Return each line of the listing that contains the string "structured".
+++
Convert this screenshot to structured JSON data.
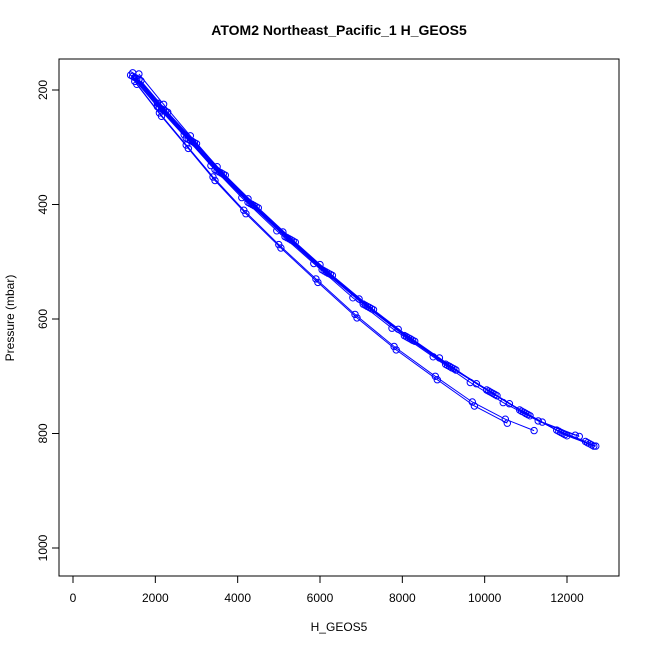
{
  "chart_data": {
    "type": "line",
    "title": "ATOM2 Northeast_Pacific_1 H_GEOS5",
    "xlabel": "H_GEOS5",
    "ylabel": "Pressure (mbar)",
    "xlim": [
      0,
      13000
    ],
    "ylim": [
      1050,
      150
    ],
    "y_reversed": true,
    "grid": false,
    "legend": "none",
    "x_ticks": [
      0,
      2000,
      4000,
      6000,
      8000,
      10000,
      12000
    ],
    "y_ticks": [
      200,
      400,
      600,
      800,
      1000
    ],
    "x_tick_labels": [
      "0",
      "2000",
      "4000",
      "6000",
      "8000",
      "10000",
      "12000"
    ],
    "y_tick_labels": [
      "200",
      "400",
      "600",
      "800",
      "1000"
    ],
    "series_color": "#0000ff",
    "marker": "open-circle",
    "series": [
      {
        "x": [
          1550,
          2200,
          2900,
          3600,
          4400,
          5300,
          6200,
          7200,
          8200,
          9200,
          10200,
          11000,
          11900,
          12600
        ],
        "y": [
          180,
          235,
          290,
          345,
          402,
          462,
          520,
          580,
          635,
          685,
          730,
          765,
          800,
          820
        ]
      },
      {
        "x": [
          1500,
          2150,
          2850,
          3550,
          4350,
          5250,
          6150,
          7150,
          8150,
          9150,
          10150,
          10950,
          11850,
          12550
        ],
        "y": [
          178,
          233,
          288,
          343,
          400,
          460,
          518,
          578,
          633,
          683,
          728,
          763,
          798,
          818
        ]
      },
      {
        "x": [
          1450,
          2100,
          2800,
          3500,
          4300,
          5200,
          6100,
          7100,
          8100,
          9100,
          10100,
          10900,
          11800,
          12500
        ],
        "y": [
          176,
          231,
          286,
          341,
          398,
          458,
          516,
          576,
          631,
          681,
          726,
          761,
          796,
          816
        ]
      },
      {
        "x": [
          1600,
          2250,
          2950,
          3650,
          4450,
          5350,
          6250,
          7250,
          8250,
          9250,
          10250,
          11050,
          11950,
          12650
        ],
        "y": [
          182,
          237,
          292,
          347,
          404,
          464,
          522,
          582,
          637,
          687,
          732,
          767,
          802,
          822
        ]
      },
      {
        "x": [
          1650,
          2300,
          3000,
          3700,
          4500,
          5400,
          6300,
          7300,
          8300,
          9300,
          10300,
          11100,
          12000,
          12700
        ],
        "y": [
          184,
          239,
          294,
          349,
          406,
          466,
          524,
          584,
          639,
          689,
          734,
          769,
          804,
          822
        ]
      },
      {
        "x": [
          1400,
          2050,
          2750,
          3450,
          4250,
          5150,
          6050,
          7050,
          8050,
          9050,
          10050,
          10850,
          11750,
          12450
        ],
        "y": [
          174,
          229,
          284,
          339,
          396,
          456,
          514,
          574,
          629,
          679,
          724,
          759,
          794,
          814
        ]
      },
      {
        "x": [
          1500,
          2100,
          2750,
          3400,
          4150,
          5000,
          5900,
          6850,
          7800,
          8800,
          9700,
          10500,
          11200
        ],
        "y": [
          185,
          240,
          296,
          352,
          410,
          470,
          530,
          592,
          648,
          700,
          745,
          775,
          795
        ]
      },
      {
        "x": [
          1550,
          2150,
          2800,
          3450,
          4200,
          5050,
          5950,
          6900,
          7850,
          8850,
          9750,
          10550
        ],
        "y": [
          190,
          246,
          302,
          358,
          416,
          476,
          536,
          598,
          654,
          706,
          752,
          782
        ]
      },
      {
        "x": [
          1600,
          2200,
          2850,
          3500,
          4250,
          5100,
          6000,
          6950,
          7900,
          8900,
          9800,
          10600,
          11400,
          12300
        ],
        "y": [
          172,
          225,
          280,
          334,
          390,
          448,
          505,
          565,
          618,
          668,
          713,
          748,
          780,
          805
        ]
      },
      {
        "x": [
          1450,
          2050,
          2700,
          3350,
          4100,
          4950,
          5850,
          6800,
          7750,
          8750,
          9650,
          10450,
          11300,
          12200
        ],
        "y": [
          170,
          223,
          278,
          332,
          388,
          446,
          503,
          563,
          616,
          666,
          711,
          746,
          778,
          803
        ]
      }
    ]
  }
}
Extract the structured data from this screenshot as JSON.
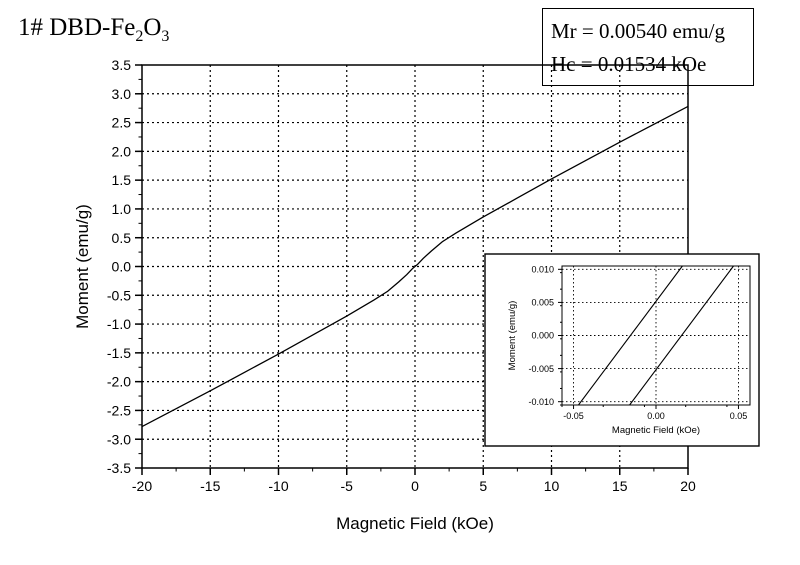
{
  "figure": {
    "title_main": "1# DBD-Fe",
    "title_sub1": "2",
    "title_mid": "O",
    "title_sub2": "3",
    "mr_text": "Mr = 0.00540 emu/g",
    "hc_text": "Hc = 0.01534 kOe"
  },
  "chart_data": [
    {
      "type": "line",
      "title": "",
      "xlabel": "Magnetic Field (kOe)",
      "ylabel": "Moment (emu/g)",
      "xlim": [
        -20,
        20
      ],
      "ylim": [
        -3.5,
        3.5
      ],
      "xticks": [
        -20,
        -15,
        -10,
        -5,
        0,
        5,
        10,
        15,
        20
      ],
      "xtick_labels": [
        "-20",
        "-15",
        "-10",
        "-5",
        "0",
        "5",
        "10",
        "15",
        "20"
      ],
      "yticks": [
        -3.5,
        -3.0,
        -2.5,
        -2.0,
        -1.5,
        -1.0,
        -0.5,
        0.0,
        0.5,
        1.0,
        1.5,
        2.0,
        2.5,
        3.0,
        3.5
      ],
      "ytick_labels": [
        "-3.5",
        "-3.0",
        "-2.5",
        "-2.0",
        "-1.5",
        "-1.0",
        "-0.5",
        "0.0",
        "0.5",
        "1.0",
        "1.5",
        "2.0",
        "2.5",
        "3.0",
        "3.5"
      ],
      "grid": true,
      "series": [
        {
          "color": "#000000",
          "x": [
            -20,
            -17.5,
            -15,
            -12.5,
            -10,
            -7.5,
            -5,
            -3,
            -2,
            -1.2,
            -0.6,
            -0.2,
            0,
            0.2,
            0.6,
            1.2,
            2,
            3,
            5,
            7.5,
            10,
            12.5,
            15,
            17.5,
            20
          ],
          "y": [
            -2.78,
            -2.47,
            -2.16,
            -1.84,
            -1.52,
            -1.19,
            -0.86,
            -0.58,
            -0.43,
            -0.27,
            -0.14,
            -0.04,
            0.0,
            0.04,
            0.14,
            0.27,
            0.43,
            0.58,
            0.86,
            1.19,
            1.52,
            1.84,
            2.16,
            2.47,
            2.78
          ]
        }
      ]
    },
    {
      "type": "line",
      "title": "",
      "xlabel": "Magnetic Field (kOe)",
      "ylabel": "Moment (emu/g)",
      "xlim": [
        -0.057,
        0.057
      ],
      "ylim": [
        -0.0105,
        0.0105
      ],
      "xticks": [
        -0.05,
        0.0,
        0.05
      ],
      "xtick_labels": [
        "-0.05",
        "0.00",
        "0.05"
      ],
      "yticks": [
        -0.01,
        -0.005,
        0.0,
        0.005,
        0.01
      ],
      "ytick_labels": [
        "-0.010",
        "-0.005",
        "0.000",
        "0.005",
        "0.010"
      ],
      "grid": true,
      "series": [
        {
          "color": "#000000",
          "x": [
            -0.047,
            0.016
          ],
          "y": [
            -0.0105,
            0.0105
          ]
        },
        {
          "color": "#000000",
          "x": [
            -0.016,
            0.047
          ],
          "y": [
            -0.0105,
            0.0105
          ]
        }
      ]
    }
  ]
}
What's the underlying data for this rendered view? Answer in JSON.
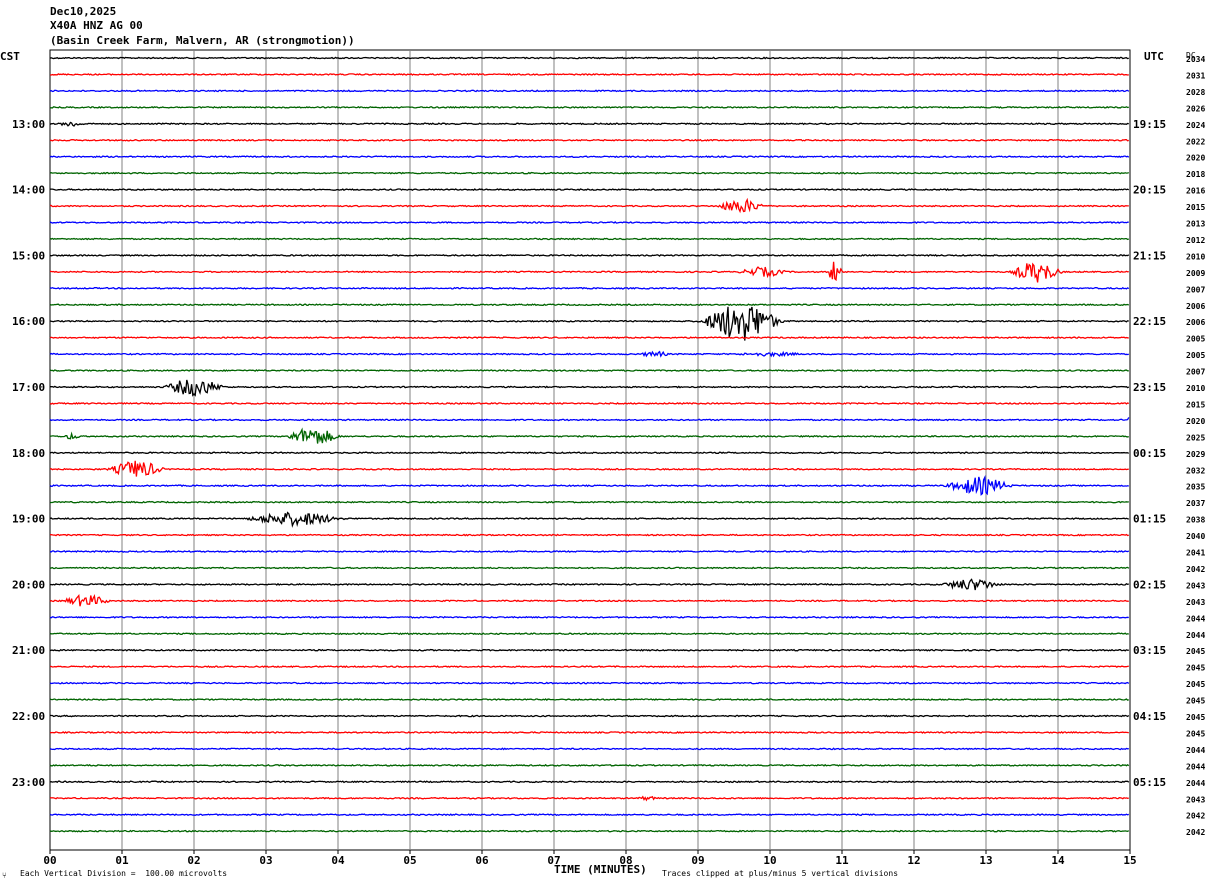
{
  "header": {
    "date": "Dec10,2025",
    "station": "X40A HNZ AG 00",
    "location": "(Basin Creek Farm, Malvern, AR (strongmotion))"
  },
  "left_zone": "CST",
  "right_zone": "UTC",
  "dc_label": "DC",
  "footer": {
    "scale": "Each Vertical Division =  100.00 microvolts",
    "clip": "Traces clipped at plus/minus 5 vertical divisions",
    "corner_mark": "⑂"
  },
  "colors": {
    "cycle": [
      "#000000",
      "#ff0000",
      "#0000ff",
      "#006400"
    ],
    "grid": "#808080"
  },
  "chart_data": {
    "type": "line",
    "title": "",
    "xlabel": "TIME (MINUTES)",
    "xlim": [
      0,
      15
    ],
    "x_ticks": [
      "00",
      "01",
      "02",
      "03",
      "04",
      "05",
      "06",
      "07",
      "08",
      "09",
      "10",
      "11",
      "12",
      "13",
      "14",
      "15"
    ],
    "left_hour_labels": [
      "13:00",
      "14:00",
      "15:00",
      "16:00",
      "17:00",
      "18:00",
      "19:00",
      "20:00",
      "21:00",
      "22:00",
      "23:00"
    ],
    "right_hour_labels": [
      "19:15",
      "20:15",
      "21:15",
      "22:15",
      "23:15",
      "00:15",
      "01:15",
      "02:15",
      "03:15",
      "04:15",
      "05:15"
    ],
    "hour_label_first_trace": 4,
    "dc_offsets": [
      "2034",
      "2031",
      "2028",
      "2026",
      "2024",
      "2022",
      "2020",
      "2018",
      "2016",
      "2015",
      "2013",
      "2012",
      "2010",
      "2009",
      "2007",
      "2006",
      "2006",
      "2005",
      "2005",
      "2007",
      "2010",
      "2015",
      "2020",
      "2025",
      "2029",
      "2032",
      "2035",
      "2037",
      "2038",
      "2040",
      "2041",
      "2042",
      "2043",
      "2043",
      "2044",
      "2044",
      "2045",
      "2045",
      "2045",
      "2045",
      "2045",
      "2045",
      "2044",
      "2044",
      "2044",
      "2043",
      "2042",
      "2042"
    ],
    "events": [
      {
        "trace": 4,
        "minute": 0.3,
        "amplitude": 3,
        "duration": 0.5
      },
      {
        "trace": 9,
        "minute": 9.6,
        "amplitude": 7,
        "duration": 0.9
      },
      {
        "trace": 13,
        "minute": 9.9,
        "amplitude": 5,
        "duration": 0.9
      },
      {
        "trace": 13,
        "minute": 10.9,
        "amplitude": 13,
        "duration": 0.25
      },
      {
        "trace": 13,
        "minute": 13.7,
        "amplitude": 11,
        "duration": 0.9
      },
      {
        "trace": 16,
        "minute": 9.6,
        "amplitude": 20,
        "duration": 1.4
      },
      {
        "trace": 18,
        "minute": 8.4,
        "amplitude": 3,
        "duration": 0.6
      },
      {
        "trace": 18,
        "minute": 10.0,
        "amplitude": 2,
        "duration": 1.5
      },
      {
        "trace": 20,
        "minute": 2.0,
        "amplitude": 9,
        "duration": 1.1
      },
      {
        "trace": 22,
        "minute": 15.0,
        "amplitude": 4,
        "duration": 0.1
      },
      {
        "trace": 23,
        "minute": 3.65,
        "amplitude": 9,
        "duration": 1.0
      },
      {
        "trace": 23,
        "minute": 0.3,
        "amplitude": 3,
        "duration": 0.4
      },
      {
        "trace": 25,
        "minute": 1.2,
        "amplitude": 9,
        "duration": 1.0
      },
      {
        "trace": 26,
        "minute": 12.9,
        "amplitude": 9,
        "duration": 1.2
      },
      {
        "trace": 28,
        "minute": 3.4,
        "amplitude": 7,
        "duration": 1.8
      },
      {
        "trace": 32,
        "minute": 12.8,
        "amplitude": 6,
        "duration": 1.1
      },
      {
        "trace": 33,
        "minute": 0.5,
        "amplitude": 6,
        "duration": 0.9
      },
      {
        "trace": 45,
        "minute": 8.3,
        "amplitude": 2,
        "duration": 0.5
      }
    ]
  }
}
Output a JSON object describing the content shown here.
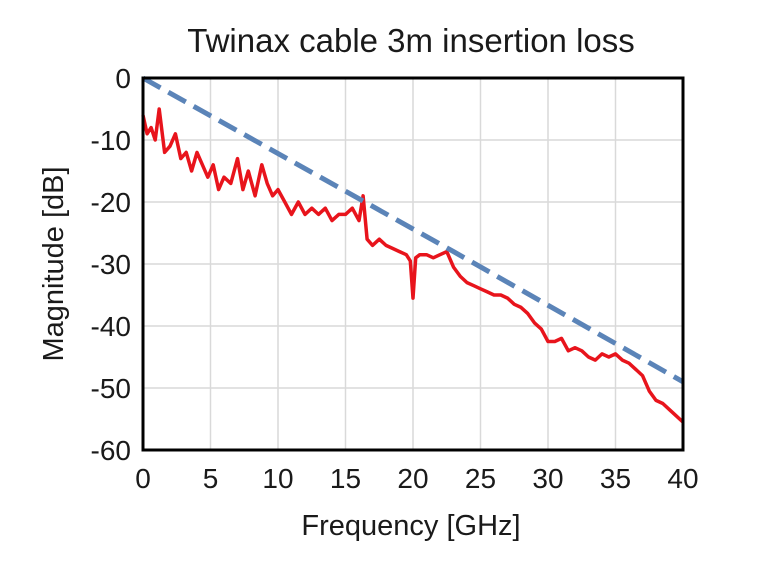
{
  "chart_data": {
    "type": "line",
    "title": "Twinax cable 3m insertion loss",
    "xlabel": "Frequency [GHz]",
    "ylabel": "Magnitude [dB]",
    "xlim": [
      0,
      40
    ],
    "ylim": [
      -60,
      0
    ],
    "x_ticks": [
      "0",
      "5",
      "10",
      "15",
      "20",
      "25",
      "30",
      "35",
      "40"
    ],
    "y_ticks": [
      "0",
      "-10",
      "-20",
      "-30",
      "-40",
      "-50",
      "-60"
    ],
    "grid": true,
    "legend": "none",
    "series": [
      {
        "style": "solid",
        "color": "#e8141c",
        "x": [
          0,
          0.3,
          0.6,
          0.9,
          1.2,
          1.6,
          2.0,
          2.4,
          2.8,
          3.2,
          3.6,
          4.0,
          4.4,
          4.8,
          5.2,
          5.6,
          6.0,
          6.5,
          7.0,
          7.4,
          7.8,
          8.3,
          8.8,
          9.2,
          9.6,
          10.0,
          10.5,
          11.0,
          11.5,
          12.0,
          12.5,
          13.0,
          13.5,
          14.0,
          14.5,
          15.0,
          15.5,
          16.0,
          16.3,
          16.6,
          17.0,
          17.5,
          18.0,
          18.5,
          19.0,
          19.5,
          19.8,
          20.0,
          20.2,
          20.5,
          21.0,
          21.5,
          22.0,
          22.5,
          23.0,
          23.5,
          24.0,
          24.5,
          25.0,
          25.5,
          26.0,
          26.5,
          27.0,
          27.5,
          28.0,
          28.5,
          29.0,
          29.5,
          30.0,
          30.5,
          31.0,
          31.5,
          32.0,
          32.5,
          33.0,
          33.5,
          34.0,
          34.5,
          35.0,
          35.5,
          36.0,
          36.5,
          37.0,
          37.5,
          38.0,
          38.5,
          39.0,
          39.5,
          40.0
        ],
        "y": [
          -6,
          -9,
          -8,
          -10,
          -5,
          -12,
          -11,
          -9,
          -13,
          -12,
          -15,
          -12,
          -14,
          -16,
          -14,
          -18,
          -16,
          -17,
          -13,
          -18,
          -15,
          -19,
          -14,
          -17,
          -19,
          -18,
          -20,
          -22,
          -20,
          -22,
          -21,
          -22,
          -21,
          -23,
          -22,
          -22,
          -21,
          -23,
          -19,
          -26,
          -27,
          -26,
          -27,
          -27.5,
          -28,
          -28.5,
          -29.5,
          -35.5,
          -29,
          -28.5,
          -28.5,
          -29,
          -28.5,
          -28,
          -30.5,
          -32,
          -33,
          -33.5,
          -34,
          -34.5,
          -35,
          -35,
          -35.5,
          -36.5,
          -37,
          -38,
          -39.5,
          -40.5,
          -42.5,
          -42.5,
          -42,
          -44,
          -43.5,
          -44,
          -45,
          -45.5,
          -44.5,
          -45,
          -44.5,
          -45.5,
          -46,
          -47,
          -48,
          -50.5,
          -52,
          -52.5,
          -53.5,
          -54.5,
          -55.5
        ]
      },
      {
        "style": "dashed",
        "color": "#5b84b8",
        "x": [
          0,
          23,
          40
        ],
        "y": [
          0,
          -28,
          -49
        ]
      }
    ]
  }
}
+++
◆ Task answer ◆
Convert this screenshot to structured JSON data.
Extract the structured data from this screenshot as JSON.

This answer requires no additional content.